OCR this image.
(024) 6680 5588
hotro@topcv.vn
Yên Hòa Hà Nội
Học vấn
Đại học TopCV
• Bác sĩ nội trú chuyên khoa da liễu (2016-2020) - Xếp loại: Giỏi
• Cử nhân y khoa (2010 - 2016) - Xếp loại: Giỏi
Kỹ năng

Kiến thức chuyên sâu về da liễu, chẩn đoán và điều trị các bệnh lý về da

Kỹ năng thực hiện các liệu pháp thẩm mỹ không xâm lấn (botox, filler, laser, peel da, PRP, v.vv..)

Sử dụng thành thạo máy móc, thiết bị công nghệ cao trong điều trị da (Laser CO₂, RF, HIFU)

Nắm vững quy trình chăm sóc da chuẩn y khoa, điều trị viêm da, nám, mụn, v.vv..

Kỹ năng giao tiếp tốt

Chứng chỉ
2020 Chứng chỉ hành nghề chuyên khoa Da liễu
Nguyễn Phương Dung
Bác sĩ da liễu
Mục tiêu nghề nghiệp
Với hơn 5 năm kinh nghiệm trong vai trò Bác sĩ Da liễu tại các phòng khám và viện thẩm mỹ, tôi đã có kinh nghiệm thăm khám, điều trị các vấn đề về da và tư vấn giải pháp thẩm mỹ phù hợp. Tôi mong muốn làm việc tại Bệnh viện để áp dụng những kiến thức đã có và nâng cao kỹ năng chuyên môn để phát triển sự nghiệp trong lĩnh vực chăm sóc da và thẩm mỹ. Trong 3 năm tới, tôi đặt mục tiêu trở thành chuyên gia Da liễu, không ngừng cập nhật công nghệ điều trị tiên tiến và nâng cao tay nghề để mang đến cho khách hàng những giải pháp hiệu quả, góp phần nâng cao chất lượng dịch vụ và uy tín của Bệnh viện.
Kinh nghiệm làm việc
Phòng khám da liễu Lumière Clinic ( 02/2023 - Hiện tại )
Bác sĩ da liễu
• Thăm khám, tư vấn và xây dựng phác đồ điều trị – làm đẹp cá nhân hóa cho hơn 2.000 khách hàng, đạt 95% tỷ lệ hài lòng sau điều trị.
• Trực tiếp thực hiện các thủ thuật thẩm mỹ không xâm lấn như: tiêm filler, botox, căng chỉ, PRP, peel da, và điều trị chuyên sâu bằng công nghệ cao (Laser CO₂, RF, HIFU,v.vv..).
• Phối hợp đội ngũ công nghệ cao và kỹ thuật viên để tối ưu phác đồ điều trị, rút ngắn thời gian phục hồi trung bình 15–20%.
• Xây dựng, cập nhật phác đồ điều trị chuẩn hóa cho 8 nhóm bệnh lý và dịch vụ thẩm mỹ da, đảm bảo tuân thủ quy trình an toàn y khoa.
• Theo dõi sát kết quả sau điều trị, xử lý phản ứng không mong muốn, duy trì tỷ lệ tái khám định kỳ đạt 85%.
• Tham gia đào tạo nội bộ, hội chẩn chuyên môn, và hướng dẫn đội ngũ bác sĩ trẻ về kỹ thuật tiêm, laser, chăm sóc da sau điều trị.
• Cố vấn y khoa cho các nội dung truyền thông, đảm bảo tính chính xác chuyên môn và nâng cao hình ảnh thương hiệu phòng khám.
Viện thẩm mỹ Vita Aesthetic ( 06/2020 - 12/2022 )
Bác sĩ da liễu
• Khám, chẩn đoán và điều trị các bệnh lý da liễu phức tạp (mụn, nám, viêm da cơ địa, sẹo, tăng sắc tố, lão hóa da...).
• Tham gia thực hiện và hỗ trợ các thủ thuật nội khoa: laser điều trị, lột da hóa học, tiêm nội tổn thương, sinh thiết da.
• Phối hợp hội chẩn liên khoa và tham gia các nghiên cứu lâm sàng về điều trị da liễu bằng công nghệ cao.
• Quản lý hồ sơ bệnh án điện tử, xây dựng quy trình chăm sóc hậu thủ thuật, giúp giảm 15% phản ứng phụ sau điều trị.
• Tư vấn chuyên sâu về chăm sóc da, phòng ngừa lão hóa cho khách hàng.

[Given instruction]: Make an exact copy of every entry.

[Output]:
OCR this image.
(024) 6680 5588
hotro@topcv.vn
Yên Hòa Hà Nội
Học vấn
Đại học TopCV
• Bác sĩ nội trú chuyên khoa da liễu (2016-2020) - Xếp loại: Giỏi
• Cử nhân y khoa (2010 - 2016) - Xếp loại: Giỏi
Kỹ năng

Kiến thức chuyên sâu về da liễu, chẩn đoán và điều trị các bệnh lý về da

Kỹ năng thực hiện các liệu pháp thẩm mỹ không xâm lấn (botox, filler, laser, peel da, PRP, v.vv..)

Sử dụng thành thạo máy móc, thiết bị công nghệ cao trong điều trị da (Laser CO₂, RF, HIFU)

Nắm vững quy trình chăm sóc da chuẩn y khoa, điều trị viêm da, nám, mụn, v.vv..

Kỹ năng giao tiếp tốt

Chứng chỉ
2020 Chứng chỉ hành nghề chuyên khoa Da liễu
Nguyễn Phương Dung
Bác sĩ da liễu
Mục tiêu nghề nghiệp
Với hơn 5 năm kinh nghiệm trong vai trò Bác sĩ Da liễu tại các phòng khám và viện thẩm mỹ, tôi đã có kinh nghiệm thăm khám, điều trị các vấn đề về da và tư vấn giải pháp thẩm mỹ phù hợp. Tôi mong muốn làm việc tại Bệnh viện để áp dụng những kiến thức đã có và nâng cao kỹ năng chuyên môn để phát triển sự nghiệp trong lĩnh vực chăm sóc da và thẩm mỹ. Trong 3 năm tới, tôi đặt mục tiêu trở thành chuyên gia Da liễu, không ngừng cập nhật công nghệ điều trị tiên tiến và nâng cao tay nghề để mang đến cho khách hàng những giải pháp hiệu quả, góp phần nâng cao chất lượng dịch vụ và uy tín của Bệnh viện.
Kinh nghiệm làm việc
Phòng khám da liễu Lumière Clinic ( 02/2023 - Hiện tại )
Bác sĩ da liễu
• Thăm khám, tư vấn và xây dựng phác đồ điều trị – làm đẹp cá nhân hóa cho hơn 2.000 khách hàng, đạt 95% tỷ lệ hài lòng sau điều trị.
• Trực tiếp thực hiện các thủ thuật thẩm mỹ không xâm lấn như: tiêm filler, botox, căng chỉ, PRP, peel da, và điều trị chuyên sâu bằng công nghệ cao (Laser CO₂, RF, HIFU,v.vv..).
• Phối hợp đội ngũ công nghệ cao và kỹ thuật viên để tối ưu phác đồ điều trị, rút ngắn thời gian phục hồi trung bình 15–20%.
• Xây dựng, cập nhật phác đồ điều trị chuẩn hóa cho 8 nhóm bệnh lý và dịch vụ thẩm mỹ da, đảm bảo tuân thủ quy trình an toàn y khoa.
• Theo dõi sát kết quả sau điều trị, xử lý phản ứng không mong muốn, duy trì tỷ lệ tái khám định kỳ đạt 85%.
• Tham gia đào tạo nội bộ, hội chẩn chuyên môn, và hướng dẫn đội ngũ bác sĩ trẻ về kỹ thuật tiêm, laser, chăm sóc da sau điều trị.
• Cố vấn y khoa cho các nội dung truyền thông, đảm bảo tính chính xác chuyên môn và nâng cao hình ảnh thương hiệu phòng khám.
Viện thẩm mỹ Vita Aesthetic ( 06/2020 - 12/2022 )
Bác sĩ da liễu
• Khám, chẩn đoán và điều trị các bệnh lý da liễu phức tạp (mụn, nám, viêm da cơ địa, sẹo, tăng sắc tố, lão hóa da...).
• Tham gia thực hiện và hỗ trợ các thủ thuật nội khoa: laser điều trị, lột da hóa học, tiêm nội tổn thương, sinh thiết da.
• Phối hợp hội chẩn liên khoa và tham gia các nghiên cứu lâm sàng về điều trị da liễu bằng công nghệ cao.
• Quản lý hồ sơ bệnh án điện tử, xây dựng quy trình chăm sóc hậu thủ thuật, giúp giảm 15% phản ứng phụ sau điều trị.
• Tư vấn chuyên sâu về chăm sóc da, phòng ngừa lão hóa cho khách hàng.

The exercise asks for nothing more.